== SUPPLIED DATA ==
----
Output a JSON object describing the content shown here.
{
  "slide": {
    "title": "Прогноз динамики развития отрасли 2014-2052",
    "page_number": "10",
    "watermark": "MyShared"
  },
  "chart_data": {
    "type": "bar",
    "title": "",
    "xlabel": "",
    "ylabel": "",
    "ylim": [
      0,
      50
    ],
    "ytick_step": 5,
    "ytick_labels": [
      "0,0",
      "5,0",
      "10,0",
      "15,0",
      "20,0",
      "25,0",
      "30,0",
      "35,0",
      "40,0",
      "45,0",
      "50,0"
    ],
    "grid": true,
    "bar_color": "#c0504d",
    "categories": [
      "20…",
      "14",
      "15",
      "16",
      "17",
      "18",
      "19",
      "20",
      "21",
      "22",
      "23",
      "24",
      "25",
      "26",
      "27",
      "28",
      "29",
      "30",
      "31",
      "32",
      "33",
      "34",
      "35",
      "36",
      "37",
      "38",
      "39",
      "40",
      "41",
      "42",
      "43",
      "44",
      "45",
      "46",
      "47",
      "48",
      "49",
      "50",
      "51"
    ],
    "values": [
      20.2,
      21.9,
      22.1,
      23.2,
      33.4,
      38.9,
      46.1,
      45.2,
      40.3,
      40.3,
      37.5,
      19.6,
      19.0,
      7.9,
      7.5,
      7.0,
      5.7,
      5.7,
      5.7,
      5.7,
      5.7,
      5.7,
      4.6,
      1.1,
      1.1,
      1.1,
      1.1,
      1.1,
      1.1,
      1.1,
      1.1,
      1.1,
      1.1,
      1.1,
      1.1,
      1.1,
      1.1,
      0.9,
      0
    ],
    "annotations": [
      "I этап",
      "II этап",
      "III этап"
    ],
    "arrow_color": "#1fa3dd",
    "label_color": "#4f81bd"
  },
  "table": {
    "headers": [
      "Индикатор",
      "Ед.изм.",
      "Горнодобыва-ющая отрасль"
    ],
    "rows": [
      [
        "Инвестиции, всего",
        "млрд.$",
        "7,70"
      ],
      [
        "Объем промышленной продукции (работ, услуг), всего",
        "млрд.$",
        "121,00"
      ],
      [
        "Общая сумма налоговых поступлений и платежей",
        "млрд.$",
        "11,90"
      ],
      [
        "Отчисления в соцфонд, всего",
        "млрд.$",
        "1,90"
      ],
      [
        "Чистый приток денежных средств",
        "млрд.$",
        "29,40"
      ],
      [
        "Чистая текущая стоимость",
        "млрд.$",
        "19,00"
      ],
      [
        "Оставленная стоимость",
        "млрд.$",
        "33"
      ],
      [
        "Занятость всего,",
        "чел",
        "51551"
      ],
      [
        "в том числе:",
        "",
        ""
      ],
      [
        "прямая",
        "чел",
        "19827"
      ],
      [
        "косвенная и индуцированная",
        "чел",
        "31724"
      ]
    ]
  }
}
----
== WRITTEN INSTRUCTION ==
Give a word-for-word copy of the records.

== TASK OUTPUT ==
Output a JSON object describing the content shown here.
{
  "slide": {
    "title": "Прогноз динамики развития отрасли 2014-2052",
    "page_number": "10",
    "watermark": "MyShared"
  },
  "chart_data": {
    "type": "bar",
    "title": "",
    "xlabel": "",
    "ylabel": "",
    "ylim": [
      0,
      50
    ],
    "ytick_step": 5,
    "ytick_labels": [
      "0,0",
      "5,0",
      "10,0",
      "15,0",
      "20,0",
      "25,0",
      "30,0",
      "35,0",
      "40,0",
      "45,0",
      "50,0"
    ],
    "grid": true,
    "bar_color": "#c0504d",
    "categories": [
      "20…",
      "14",
      "15",
      "16",
      "17",
      "18",
      "19",
      "20",
      "21",
      "22",
      "23",
      "24",
      "25",
      "26",
      "27",
      "28",
      "29",
      "30",
      "31",
      "32",
      "33",
      "34",
      "35",
      "36",
      "37",
      "38",
      "39",
      "40",
      "41",
      "42",
      "43",
      "44",
      "45",
      "46",
      "47",
      "48",
      "49",
      "50",
      "51"
    ],
    "values": [
      20.2,
      21.9,
      22.1,
      23.2,
      33.4,
      38.9,
      46.1,
      45.2,
      40.3,
      40.3,
      37.5,
      19.6,
      19.0,
      7.9,
      7.5,
      7.0,
      5.7,
      5.7,
      5.7,
      5.7,
      5.7,
      5.7,
      4.6,
      1.1,
      1.1,
      1.1,
      1.1,
      1.1,
      1.1,
      1.1,
      1.1,
      1.1,
      1.1,
      1.1,
      1.1,
      1.1,
      1.1,
      0.9,
      0
    ],
    "annotations": [
      "I этап",
      "II этап",
      "III этап"
    ],
    "arrow_color": "#1fa3dd",
    "label_color": "#4f81bd"
  },
  "table": {
    "headers": [
      "Индикатор",
      "Ед.изм.",
      "Горнодобыва-ющая отрасль"
    ],
    "rows": [
      [
        "Инвестиции, всего",
        "млрд.$",
        "7,70"
      ],
      [
        "Объем промышленной продукции (работ, услуг), всего",
        "млрд.$",
        "121,00"
      ],
      [
        "Общая сумма налоговых поступлений и платежей",
        "млрд.$",
        "11,90"
      ],
      [
        "Отчисления в соцфонд, всего",
        "млрд.$",
        "1,90"
      ],
      [
        "Чистый приток денежных средств",
        "млрд.$",
        "29,40"
      ],
      [
        "Чистая текущая стоимость",
        "млрд.$",
        "19,00"
      ],
      [
        "Оставленная стоимость",
        "млрд.$",
        "33"
      ],
      [
        "Занятость всего,",
        "чел",
        "51551"
      ],
      [
        "в том числе:",
        "",
        ""
      ],
      [
        "прямая",
        "чел",
        "19827"
      ],
      [
        "косвенная и индуцированная",
        "чел",
        "31724"
      ]
    ]
  }
}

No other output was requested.